- **The request**: Copy the records below exactly as they appear.

- **Supplied records**:
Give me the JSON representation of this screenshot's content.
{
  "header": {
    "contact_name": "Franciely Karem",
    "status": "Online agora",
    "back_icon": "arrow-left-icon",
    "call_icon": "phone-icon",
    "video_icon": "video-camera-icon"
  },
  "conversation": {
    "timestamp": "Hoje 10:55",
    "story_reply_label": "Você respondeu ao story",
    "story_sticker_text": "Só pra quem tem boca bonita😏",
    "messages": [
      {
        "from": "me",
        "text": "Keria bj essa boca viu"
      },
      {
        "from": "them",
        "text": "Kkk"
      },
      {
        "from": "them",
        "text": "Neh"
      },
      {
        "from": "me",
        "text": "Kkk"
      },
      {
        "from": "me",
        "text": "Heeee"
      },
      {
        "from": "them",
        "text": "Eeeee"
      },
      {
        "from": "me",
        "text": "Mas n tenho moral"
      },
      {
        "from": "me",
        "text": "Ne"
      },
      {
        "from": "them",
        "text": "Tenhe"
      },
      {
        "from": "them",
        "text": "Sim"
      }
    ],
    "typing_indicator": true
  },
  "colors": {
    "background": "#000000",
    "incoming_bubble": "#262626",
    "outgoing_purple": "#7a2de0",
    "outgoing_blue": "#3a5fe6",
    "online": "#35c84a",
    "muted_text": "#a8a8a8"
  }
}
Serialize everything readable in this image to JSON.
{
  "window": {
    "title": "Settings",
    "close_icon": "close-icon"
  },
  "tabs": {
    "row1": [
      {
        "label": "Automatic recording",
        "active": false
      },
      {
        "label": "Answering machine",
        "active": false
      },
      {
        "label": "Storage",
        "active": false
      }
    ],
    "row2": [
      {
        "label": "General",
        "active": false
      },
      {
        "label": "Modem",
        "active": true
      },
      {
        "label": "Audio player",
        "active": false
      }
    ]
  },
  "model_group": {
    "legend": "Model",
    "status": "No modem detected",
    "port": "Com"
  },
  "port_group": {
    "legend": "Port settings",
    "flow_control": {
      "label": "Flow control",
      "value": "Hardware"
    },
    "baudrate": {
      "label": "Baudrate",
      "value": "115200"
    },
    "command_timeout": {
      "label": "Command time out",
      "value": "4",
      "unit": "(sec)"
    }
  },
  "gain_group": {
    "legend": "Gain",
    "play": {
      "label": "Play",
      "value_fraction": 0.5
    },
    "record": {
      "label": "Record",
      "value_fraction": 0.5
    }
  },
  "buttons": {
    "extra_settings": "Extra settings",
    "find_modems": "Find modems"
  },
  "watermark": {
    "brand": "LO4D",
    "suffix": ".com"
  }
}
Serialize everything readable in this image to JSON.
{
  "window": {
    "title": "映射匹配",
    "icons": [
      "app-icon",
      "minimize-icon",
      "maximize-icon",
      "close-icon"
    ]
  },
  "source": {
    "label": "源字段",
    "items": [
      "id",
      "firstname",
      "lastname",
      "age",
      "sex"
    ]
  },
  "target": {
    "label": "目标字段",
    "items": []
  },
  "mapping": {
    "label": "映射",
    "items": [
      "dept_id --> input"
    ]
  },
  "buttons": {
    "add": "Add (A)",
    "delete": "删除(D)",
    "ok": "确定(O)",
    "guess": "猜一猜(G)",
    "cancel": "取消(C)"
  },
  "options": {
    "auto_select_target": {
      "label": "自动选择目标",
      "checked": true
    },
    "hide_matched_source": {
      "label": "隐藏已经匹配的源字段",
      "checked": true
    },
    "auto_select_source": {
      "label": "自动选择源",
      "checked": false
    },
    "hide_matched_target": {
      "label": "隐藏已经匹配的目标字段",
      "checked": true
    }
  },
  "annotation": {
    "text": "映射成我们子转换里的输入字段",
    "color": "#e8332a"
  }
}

- **Written reply**:
Give me the JSON representation of this screenshot's content.
{
  "header": {
    "contact_name": "Franciely Karem",
    "status": "Online agora",
    "back_icon": "arrow-left-icon",
    "call_icon": "phone-icon",
    "video_icon": "video-camera-icon"
  },
  "conversation": {
    "timestamp": "Hoje 10:55",
    "story_reply_label": "Você respondeu ao story",
    "story_sticker_text": "Só pra quem tem boca bonita😏",
    "messages": [
      {
        "from": "me",
        "text": "Keria bj essa boca viu"
      },
      {
        "from": "them",
        "text": "Kkk"
      },
      {
        "from": "them",
        "text": "Neh"
      },
      {
        "from": "me",
        "text": "Kkk"
      },
      {
        "from": "me",
        "text": "Heeee"
      },
      {
        "from": "them",
        "text": "Eeeee"
      },
      {
        "from": "me",
        "text": "Mas n tenho moral"
      },
      {
        "from": "me",
        "text": "Ne"
      },
      {
        "from": "them",
        "text": "Tenhe"
      },
      {
        "from": "them",
        "text": "Sim"
      }
    ],
    "typing_indicator": true
  },
  "colors": {
    "background": "#000000",
    "incoming_bubble": "#262626",
    "outgoing_purple": "#7a2de0",
    "outgoing_blue": "#3a5fe6",
    "online": "#35c84a",
    "muted_text": "#a8a8a8"
  }
}
Serialize everything readable in this image to JSON.
{
  "window": {
    "title": "Settings",
    "close_icon": "close-icon"
  },
  "tabs": {
    "row1": [
      {
        "label": "Automatic recording",
        "active": false
      },
      {
        "label": "Answering machine",
        "active": false
      },
      {
        "label": "Storage",
        "active": false
      }
    ],
    "row2": [
      {
        "label": "General",
        "active": false
      },
      {
        "label": "Modem",
        "active": true
      },
      {
        "label": "Audio player",
        "active": false
      }
    ]
  },
  "model_group": {
    "legend": "Model",
    "status": "No modem detected",
    "port": "Com"
  },
  "port_group": {
    "legend": "Port settings",
    "flow_control": {
      "label": "Flow control",
      "value": "Hardware"
    },
    "baudrate": {
      "label": "Baudrate",
      "value": "115200"
    },
    "command_timeout": {
      "label": "Command time out",
      "value": "4",
      "unit": "(sec)"
    }
  },
  "gain_group": {
    "legend": "Gain",
    "play": {
      "label": "Play",
      "value_fraction": 0.5
    },
    "record": {
      "label": "Record",
      "value_fraction": 0.5
    }
  },
  "buttons": {
    "extra_settings": "Extra settings",
    "find_modems": "Find modems"
  },
  "watermark": {
    "brand": "LO4D",
    "suffix": ".com"
  }
}
Serialize everything readable in this image to JSON.
{
  "window": {
    "title": "映射匹配",
    "icons": [
      "app-icon",
      "minimize-icon",
      "maximize-icon",
      "close-icon"
    ]
  },
  "source": {
    "label": "源字段",
    "items": [
      "id",
      "firstname",
      "lastname",
      "age",
      "sex"
    ]
  },
  "target": {
    "label": "目标字段",
    "items": []
  },
  "mapping": {
    "label": "映射",
    "items": [
      "dept_id --> input"
    ]
  },
  "buttons": {
    "add": "Add (A)",
    "delete": "删除(D)",
    "ok": "确定(O)",
    "guess": "猜一猜(G)",
    "cancel": "取消(C)"
  },
  "options": {
    "auto_select_target": {
      "label": "自动选择目标",
      "checked": true
    },
    "hide_matched_source": {
      "label": "隐藏已经匹配的源字段",
      "checked": true
    },
    "auto_select_source": {
      "label": "自动选择源",
      "checked": false
    },
    "hide_matched_target": {
      "label": "隐藏已经匹配的目标字段",
      "checked": true
    }
  },
  "annotation": {
    "text": "映射成我们子转换里的输入字段",
    "color": "#e8332a"
  }
}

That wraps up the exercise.